▶ **Task requirements**
Which lines of the data below contain "make"? Please show them all.

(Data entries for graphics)

++++++++++

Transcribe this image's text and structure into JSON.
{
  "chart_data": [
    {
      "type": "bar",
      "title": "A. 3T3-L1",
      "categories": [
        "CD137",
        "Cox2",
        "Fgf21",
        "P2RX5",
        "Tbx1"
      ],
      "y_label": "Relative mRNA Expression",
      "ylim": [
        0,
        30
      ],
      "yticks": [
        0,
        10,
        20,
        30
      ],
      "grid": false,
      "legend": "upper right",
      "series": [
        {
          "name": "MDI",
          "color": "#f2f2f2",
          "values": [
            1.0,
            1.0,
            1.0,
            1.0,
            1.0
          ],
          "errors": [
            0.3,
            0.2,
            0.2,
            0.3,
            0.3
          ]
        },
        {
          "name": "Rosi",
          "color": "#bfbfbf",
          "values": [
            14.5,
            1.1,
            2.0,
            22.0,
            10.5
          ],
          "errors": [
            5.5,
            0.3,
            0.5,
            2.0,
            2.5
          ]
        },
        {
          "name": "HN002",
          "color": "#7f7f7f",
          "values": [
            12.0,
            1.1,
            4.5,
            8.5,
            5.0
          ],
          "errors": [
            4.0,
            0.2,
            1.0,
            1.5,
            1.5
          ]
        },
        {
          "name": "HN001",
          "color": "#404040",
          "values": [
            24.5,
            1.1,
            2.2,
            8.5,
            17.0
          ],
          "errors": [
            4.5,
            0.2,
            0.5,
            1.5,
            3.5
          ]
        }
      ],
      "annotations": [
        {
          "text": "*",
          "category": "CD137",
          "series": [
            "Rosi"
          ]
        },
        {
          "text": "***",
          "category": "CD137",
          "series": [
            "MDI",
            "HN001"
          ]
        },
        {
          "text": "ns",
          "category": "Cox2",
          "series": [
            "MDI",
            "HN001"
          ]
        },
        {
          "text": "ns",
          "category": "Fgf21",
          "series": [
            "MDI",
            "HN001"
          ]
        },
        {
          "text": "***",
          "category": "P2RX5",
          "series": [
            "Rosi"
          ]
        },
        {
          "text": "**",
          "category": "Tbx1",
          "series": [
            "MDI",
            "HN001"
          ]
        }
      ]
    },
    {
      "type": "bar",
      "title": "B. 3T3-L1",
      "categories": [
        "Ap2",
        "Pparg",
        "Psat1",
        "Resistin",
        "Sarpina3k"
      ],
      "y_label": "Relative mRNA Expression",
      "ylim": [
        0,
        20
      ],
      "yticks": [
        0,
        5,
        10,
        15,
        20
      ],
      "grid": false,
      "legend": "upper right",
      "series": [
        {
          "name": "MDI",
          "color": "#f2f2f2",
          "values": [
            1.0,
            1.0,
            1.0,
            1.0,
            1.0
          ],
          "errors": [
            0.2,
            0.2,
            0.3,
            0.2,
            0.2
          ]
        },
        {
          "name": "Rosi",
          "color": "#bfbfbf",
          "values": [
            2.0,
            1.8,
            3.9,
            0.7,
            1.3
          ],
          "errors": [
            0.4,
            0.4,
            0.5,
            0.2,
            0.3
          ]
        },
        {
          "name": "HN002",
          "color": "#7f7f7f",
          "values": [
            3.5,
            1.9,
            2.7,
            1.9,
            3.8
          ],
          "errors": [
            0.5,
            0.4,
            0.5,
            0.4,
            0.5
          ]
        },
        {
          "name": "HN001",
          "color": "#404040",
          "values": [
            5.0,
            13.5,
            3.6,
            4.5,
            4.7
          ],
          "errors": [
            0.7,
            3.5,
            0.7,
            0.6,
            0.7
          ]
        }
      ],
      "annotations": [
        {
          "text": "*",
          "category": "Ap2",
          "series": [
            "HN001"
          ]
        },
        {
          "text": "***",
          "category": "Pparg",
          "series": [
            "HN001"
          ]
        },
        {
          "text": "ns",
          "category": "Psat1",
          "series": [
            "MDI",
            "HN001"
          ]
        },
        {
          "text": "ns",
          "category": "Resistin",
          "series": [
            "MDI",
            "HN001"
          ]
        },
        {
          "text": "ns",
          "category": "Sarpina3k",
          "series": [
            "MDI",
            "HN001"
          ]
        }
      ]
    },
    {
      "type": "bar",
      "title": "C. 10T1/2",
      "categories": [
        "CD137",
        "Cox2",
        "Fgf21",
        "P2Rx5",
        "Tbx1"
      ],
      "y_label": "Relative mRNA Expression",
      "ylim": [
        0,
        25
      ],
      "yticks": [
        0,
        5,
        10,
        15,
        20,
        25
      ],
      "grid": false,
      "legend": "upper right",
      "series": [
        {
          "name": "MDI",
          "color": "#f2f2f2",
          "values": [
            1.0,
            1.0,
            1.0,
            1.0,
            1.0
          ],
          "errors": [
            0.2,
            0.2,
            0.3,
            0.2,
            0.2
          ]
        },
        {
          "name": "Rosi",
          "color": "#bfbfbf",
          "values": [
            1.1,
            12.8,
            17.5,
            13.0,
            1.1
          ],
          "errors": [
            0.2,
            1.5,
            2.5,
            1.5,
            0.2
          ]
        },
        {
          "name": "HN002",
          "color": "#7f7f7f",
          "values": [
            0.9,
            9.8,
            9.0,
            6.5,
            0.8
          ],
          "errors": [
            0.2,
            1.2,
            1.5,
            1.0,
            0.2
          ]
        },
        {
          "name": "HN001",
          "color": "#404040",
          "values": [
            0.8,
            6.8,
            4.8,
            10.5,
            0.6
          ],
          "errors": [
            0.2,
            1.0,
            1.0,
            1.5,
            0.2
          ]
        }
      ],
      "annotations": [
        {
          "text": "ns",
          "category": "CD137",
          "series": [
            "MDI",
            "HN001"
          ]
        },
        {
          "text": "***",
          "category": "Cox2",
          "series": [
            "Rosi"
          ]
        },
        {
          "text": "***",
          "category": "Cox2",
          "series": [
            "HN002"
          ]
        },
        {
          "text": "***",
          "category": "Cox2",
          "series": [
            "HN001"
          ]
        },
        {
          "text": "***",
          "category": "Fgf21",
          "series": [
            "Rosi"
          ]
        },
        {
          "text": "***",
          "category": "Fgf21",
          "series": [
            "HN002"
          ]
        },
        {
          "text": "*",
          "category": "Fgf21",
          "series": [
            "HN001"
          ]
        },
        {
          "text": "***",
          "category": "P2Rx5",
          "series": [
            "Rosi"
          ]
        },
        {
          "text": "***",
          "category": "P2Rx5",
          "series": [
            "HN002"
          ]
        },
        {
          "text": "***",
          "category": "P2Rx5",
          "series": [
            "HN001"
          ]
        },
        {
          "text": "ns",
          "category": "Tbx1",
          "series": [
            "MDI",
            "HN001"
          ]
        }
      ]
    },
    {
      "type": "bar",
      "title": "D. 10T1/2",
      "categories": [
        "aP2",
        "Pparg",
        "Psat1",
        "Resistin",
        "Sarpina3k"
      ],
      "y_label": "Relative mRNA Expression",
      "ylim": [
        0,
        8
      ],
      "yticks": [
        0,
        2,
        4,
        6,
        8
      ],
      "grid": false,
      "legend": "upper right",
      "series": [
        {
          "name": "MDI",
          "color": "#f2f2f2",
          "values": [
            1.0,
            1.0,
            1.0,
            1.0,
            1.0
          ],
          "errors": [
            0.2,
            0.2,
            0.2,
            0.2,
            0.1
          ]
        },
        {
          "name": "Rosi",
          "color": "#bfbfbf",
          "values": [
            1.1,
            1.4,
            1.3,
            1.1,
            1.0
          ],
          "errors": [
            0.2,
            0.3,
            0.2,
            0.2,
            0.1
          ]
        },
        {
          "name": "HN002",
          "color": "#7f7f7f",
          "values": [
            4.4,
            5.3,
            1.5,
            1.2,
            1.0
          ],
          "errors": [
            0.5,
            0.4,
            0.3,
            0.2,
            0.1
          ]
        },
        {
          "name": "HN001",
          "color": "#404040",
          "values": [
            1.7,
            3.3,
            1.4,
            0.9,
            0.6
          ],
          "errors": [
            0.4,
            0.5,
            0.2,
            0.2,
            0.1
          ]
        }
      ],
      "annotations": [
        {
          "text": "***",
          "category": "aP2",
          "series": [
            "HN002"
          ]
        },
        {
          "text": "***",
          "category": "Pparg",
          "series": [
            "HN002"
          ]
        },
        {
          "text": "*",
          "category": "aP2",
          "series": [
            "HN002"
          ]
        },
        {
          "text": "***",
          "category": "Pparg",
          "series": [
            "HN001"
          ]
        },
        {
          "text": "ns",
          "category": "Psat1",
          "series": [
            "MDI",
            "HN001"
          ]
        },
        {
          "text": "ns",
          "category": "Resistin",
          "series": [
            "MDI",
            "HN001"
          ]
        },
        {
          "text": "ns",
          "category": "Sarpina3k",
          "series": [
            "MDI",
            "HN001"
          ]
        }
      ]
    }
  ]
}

++++++++++

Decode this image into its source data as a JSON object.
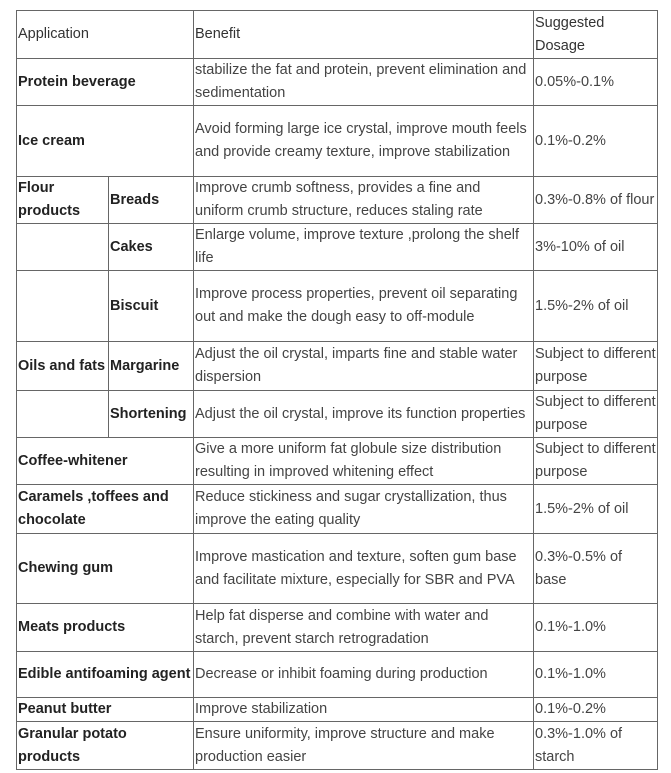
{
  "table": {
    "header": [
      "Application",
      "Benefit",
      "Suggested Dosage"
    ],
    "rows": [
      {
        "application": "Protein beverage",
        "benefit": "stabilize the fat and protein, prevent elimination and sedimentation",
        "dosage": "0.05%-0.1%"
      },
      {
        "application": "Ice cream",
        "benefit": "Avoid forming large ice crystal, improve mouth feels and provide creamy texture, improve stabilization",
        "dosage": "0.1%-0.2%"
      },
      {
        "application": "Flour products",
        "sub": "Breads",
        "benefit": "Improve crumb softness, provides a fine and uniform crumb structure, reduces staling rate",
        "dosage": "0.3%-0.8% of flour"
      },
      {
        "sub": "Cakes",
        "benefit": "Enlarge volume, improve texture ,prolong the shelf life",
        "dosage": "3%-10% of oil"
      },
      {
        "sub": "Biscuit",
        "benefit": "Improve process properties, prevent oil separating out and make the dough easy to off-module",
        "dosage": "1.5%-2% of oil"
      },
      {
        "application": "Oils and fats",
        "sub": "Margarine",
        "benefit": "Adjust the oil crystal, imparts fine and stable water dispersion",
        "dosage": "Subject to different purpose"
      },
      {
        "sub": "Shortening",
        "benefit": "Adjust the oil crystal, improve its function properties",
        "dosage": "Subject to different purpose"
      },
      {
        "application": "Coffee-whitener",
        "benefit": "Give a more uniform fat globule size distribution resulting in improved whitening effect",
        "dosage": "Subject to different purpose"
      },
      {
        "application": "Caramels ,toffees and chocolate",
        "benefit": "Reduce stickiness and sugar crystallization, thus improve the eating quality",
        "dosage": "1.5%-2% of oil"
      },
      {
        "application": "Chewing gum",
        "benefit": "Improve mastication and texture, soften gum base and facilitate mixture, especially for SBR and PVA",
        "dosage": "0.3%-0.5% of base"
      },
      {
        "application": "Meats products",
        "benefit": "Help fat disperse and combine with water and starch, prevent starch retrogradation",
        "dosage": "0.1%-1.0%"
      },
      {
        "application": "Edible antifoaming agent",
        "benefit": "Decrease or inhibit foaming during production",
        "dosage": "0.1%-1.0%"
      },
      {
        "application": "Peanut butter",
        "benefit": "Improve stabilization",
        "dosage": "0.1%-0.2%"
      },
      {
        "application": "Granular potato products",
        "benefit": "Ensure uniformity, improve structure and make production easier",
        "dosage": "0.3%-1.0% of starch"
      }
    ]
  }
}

++++++++++

▶ **Problem solution**
        "benefit": "Improve process properties, prevent oil separating out and make the dough easy to off-module",
        "benefit": "Ensure uniformity, improve structure and make production easier",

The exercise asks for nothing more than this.